Each record is to be printed again precisely as it reads.
==========
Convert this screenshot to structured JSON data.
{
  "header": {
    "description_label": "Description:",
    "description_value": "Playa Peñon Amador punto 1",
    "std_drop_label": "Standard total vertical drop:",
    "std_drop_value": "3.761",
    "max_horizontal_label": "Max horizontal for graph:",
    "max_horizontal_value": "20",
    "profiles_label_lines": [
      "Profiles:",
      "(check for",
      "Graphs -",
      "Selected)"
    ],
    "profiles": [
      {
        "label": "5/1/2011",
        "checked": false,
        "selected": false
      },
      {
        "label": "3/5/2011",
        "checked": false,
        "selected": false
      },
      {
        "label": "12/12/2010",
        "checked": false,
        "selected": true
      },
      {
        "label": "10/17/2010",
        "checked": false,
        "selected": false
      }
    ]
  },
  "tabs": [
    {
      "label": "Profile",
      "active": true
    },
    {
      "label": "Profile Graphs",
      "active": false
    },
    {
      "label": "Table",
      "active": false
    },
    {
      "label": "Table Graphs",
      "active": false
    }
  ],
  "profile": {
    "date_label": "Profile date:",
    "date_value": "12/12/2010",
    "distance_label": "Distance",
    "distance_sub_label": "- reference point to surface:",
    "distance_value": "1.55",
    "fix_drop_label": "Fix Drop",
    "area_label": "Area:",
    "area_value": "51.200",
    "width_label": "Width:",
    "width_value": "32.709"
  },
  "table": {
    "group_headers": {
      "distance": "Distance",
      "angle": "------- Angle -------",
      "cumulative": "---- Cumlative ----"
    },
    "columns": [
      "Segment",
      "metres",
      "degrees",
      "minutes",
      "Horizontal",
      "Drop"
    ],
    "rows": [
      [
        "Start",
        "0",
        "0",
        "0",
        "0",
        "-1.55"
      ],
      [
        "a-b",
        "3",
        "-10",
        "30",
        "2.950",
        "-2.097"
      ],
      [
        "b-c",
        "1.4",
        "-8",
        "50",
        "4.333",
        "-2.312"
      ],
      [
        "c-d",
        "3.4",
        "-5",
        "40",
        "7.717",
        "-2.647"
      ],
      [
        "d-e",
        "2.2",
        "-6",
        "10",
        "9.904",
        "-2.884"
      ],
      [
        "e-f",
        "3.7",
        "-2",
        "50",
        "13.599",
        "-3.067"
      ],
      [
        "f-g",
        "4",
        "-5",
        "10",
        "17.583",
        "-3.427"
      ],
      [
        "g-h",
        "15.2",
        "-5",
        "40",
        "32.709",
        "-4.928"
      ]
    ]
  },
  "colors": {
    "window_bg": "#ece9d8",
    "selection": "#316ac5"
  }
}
==========
■ COMPLETED EXERCISE ■
Convert this screenshot to structured JSON data.
{
  "header": {
    "description_label": "Description:",
    "description_value": "Playa Peñon Amador punto 1",
    "std_drop_label": "Standard total vertical drop:",
    "std_drop_value": "3.761",
    "max_horizontal_label": "Max horizontal for graph:",
    "max_horizontal_value": "20",
    "profiles_label_lines": [
      "Profiles:",
      "(check for",
      "Graphs -",
      "Selected)"
    ],
    "profiles": [
      {
        "label": "5/1/2011",
        "checked": false,
        "selected": false
      },
      {
        "label": "3/5/2011",
        "checked": false,
        "selected": false
      },
      {
        "label": "12/12/2010",
        "checked": false,
        "selected": true
      },
      {
        "label": "10/17/2010",
        "checked": false,
        "selected": false
      }
    ]
  },
  "tabs": [
    {
      "label": "Profile",
      "active": true
    },
    {
      "label": "Profile Graphs",
      "active": false
    },
    {
      "label": "Table",
      "active": false
    },
    {
      "label": "Table Graphs",
      "active": false
    }
  ],
  "profile": {
    "date_label": "Profile date:",
    "date_value": "12/12/2010",
    "distance_label": "Distance",
    "distance_sub_label": "- reference point to surface:",
    "distance_value": "1.55",
    "fix_drop_label": "Fix Drop",
    "area_label": "Area:",
    "area_value": "51.200",
    "width_label": "Width:",
    "width_value": "32.709"
  },
  "table": {
    "group_headers": {
      "distance": "Distance",
      "angle": "------- Angle -------",
      "cumulative": "---- Cumlative ----"
    },
    "columns": [
      "Segment",
      "metres",
      "degrees",
      "minutes",
      "Horizontal",
      "Drop"
    ],
    "rows": [
      [
        "Start",
        "0",
        "0",
        "0",
        "0",
        "-1.55"
      ],
      [
        "a-b",
        "3",
        "-10",
        "30",
        "2.950",
        "-2.097"
      ],
      [
        "b-c",
        "1.4",
        "-8",
        "50",
        "4.333",
        "-2.312"
      ],
      [
        "c-d",
        "3.4",
        "-5",
        "40",
        "7.717",
        "-2.647"
      ],
      [
        "d-e",
        "2.2",
        "-6",
        "10",
        "9.904",
        "-2.884"
      ],
      [
        "e-f",
        "3.7",
        "-2",
        "50",
        "13.599",
        "-3.067"
      ],
      [
        "f-g",
        "4",
        "-5",
        "10",
        "17.583",
        "-3.427"
      ],
      [
        "g-h",
        "15.2",
        "-5",
        "40",
        "32.709",
        "-4.928"
      ]
    ]
  },
  "colors": {
    "window_bg": "#ece9d8",
    "selection": "#316ac5"
  }
}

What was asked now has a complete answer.